● **WHAT IS REQUIRED**: Reading down the listing below, count the lines where the word "韓國歌謠" shows up, then give only that count.
::: RECORDS SHOWN :::
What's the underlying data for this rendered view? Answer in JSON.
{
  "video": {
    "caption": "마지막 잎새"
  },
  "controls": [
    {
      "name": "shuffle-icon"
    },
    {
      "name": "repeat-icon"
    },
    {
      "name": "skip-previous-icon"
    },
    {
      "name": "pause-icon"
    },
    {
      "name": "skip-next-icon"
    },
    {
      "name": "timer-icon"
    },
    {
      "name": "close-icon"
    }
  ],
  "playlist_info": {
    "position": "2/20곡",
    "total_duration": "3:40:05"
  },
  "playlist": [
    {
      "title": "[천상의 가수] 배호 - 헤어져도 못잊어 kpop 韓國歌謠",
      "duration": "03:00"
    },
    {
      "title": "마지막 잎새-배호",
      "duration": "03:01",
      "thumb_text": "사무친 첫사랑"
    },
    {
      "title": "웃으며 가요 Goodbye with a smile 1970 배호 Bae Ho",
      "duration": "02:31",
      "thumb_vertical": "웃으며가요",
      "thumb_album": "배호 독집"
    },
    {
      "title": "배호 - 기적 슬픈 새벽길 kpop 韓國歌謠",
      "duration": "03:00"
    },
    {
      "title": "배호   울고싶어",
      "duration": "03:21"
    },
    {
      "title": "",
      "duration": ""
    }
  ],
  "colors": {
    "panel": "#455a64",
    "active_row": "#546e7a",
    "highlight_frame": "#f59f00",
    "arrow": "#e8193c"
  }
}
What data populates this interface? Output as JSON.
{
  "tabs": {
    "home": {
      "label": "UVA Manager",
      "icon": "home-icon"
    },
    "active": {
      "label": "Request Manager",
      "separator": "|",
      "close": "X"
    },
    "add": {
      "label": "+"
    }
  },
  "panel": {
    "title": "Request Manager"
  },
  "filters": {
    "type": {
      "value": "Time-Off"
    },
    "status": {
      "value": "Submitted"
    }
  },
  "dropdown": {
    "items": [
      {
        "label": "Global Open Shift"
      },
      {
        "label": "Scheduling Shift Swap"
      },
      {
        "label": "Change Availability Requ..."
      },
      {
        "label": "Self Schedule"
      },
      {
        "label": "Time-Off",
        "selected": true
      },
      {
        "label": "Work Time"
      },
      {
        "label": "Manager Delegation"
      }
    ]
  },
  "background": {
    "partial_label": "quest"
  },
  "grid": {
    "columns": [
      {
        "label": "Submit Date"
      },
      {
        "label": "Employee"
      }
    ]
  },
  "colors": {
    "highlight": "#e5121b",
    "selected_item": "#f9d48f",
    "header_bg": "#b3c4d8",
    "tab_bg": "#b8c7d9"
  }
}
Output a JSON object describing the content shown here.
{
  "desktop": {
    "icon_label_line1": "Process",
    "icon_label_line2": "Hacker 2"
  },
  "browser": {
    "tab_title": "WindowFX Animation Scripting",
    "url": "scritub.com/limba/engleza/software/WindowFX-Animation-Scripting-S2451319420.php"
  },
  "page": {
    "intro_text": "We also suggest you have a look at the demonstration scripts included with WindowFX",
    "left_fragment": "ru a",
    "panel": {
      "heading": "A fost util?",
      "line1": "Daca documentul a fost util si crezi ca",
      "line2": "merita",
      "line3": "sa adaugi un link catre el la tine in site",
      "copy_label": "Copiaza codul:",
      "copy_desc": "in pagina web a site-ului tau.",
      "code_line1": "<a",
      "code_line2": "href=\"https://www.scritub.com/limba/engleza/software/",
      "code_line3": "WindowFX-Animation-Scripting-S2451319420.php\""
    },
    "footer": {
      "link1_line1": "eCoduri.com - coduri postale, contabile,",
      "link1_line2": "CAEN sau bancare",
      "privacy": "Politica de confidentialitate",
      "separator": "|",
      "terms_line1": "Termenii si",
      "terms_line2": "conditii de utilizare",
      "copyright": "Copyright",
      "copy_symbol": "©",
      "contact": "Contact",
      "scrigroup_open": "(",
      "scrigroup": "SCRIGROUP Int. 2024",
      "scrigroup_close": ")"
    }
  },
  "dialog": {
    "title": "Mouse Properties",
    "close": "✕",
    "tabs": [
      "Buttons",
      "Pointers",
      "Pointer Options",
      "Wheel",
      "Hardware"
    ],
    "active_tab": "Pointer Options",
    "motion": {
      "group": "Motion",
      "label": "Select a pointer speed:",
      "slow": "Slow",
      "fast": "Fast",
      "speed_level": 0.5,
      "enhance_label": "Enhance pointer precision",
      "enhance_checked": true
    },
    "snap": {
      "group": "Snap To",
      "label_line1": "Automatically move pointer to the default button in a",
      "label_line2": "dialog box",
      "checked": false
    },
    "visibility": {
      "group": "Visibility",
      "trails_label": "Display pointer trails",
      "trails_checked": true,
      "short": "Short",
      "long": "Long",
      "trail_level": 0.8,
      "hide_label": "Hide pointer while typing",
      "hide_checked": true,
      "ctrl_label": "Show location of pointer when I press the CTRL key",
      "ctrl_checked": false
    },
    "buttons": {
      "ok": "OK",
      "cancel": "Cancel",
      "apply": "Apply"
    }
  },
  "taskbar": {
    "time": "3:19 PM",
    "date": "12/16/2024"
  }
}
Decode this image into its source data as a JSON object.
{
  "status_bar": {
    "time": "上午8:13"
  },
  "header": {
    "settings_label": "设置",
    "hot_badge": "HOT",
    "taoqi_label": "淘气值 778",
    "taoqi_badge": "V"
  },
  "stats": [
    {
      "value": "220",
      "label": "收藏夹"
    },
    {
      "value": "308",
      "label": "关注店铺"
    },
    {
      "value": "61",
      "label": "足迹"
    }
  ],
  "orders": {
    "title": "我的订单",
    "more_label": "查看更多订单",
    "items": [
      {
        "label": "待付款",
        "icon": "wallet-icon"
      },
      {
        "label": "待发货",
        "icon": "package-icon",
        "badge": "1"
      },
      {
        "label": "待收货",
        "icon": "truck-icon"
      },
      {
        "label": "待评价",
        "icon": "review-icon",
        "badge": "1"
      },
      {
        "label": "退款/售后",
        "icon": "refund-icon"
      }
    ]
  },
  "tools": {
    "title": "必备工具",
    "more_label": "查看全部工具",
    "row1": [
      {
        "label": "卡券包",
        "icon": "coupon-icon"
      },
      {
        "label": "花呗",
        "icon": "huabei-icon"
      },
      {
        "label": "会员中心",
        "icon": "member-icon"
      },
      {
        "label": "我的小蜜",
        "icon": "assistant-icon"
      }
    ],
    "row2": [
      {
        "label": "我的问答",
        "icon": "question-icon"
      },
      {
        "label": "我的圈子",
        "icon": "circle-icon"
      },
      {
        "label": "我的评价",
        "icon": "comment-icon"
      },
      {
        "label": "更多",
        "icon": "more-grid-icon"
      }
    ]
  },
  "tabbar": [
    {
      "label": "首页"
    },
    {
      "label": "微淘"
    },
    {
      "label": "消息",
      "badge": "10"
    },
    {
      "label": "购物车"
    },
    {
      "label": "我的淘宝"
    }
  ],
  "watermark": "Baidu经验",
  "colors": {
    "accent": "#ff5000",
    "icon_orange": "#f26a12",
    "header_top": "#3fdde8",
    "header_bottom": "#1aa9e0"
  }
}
:::
● **RESPONSE TO THE EXERCISE**: 2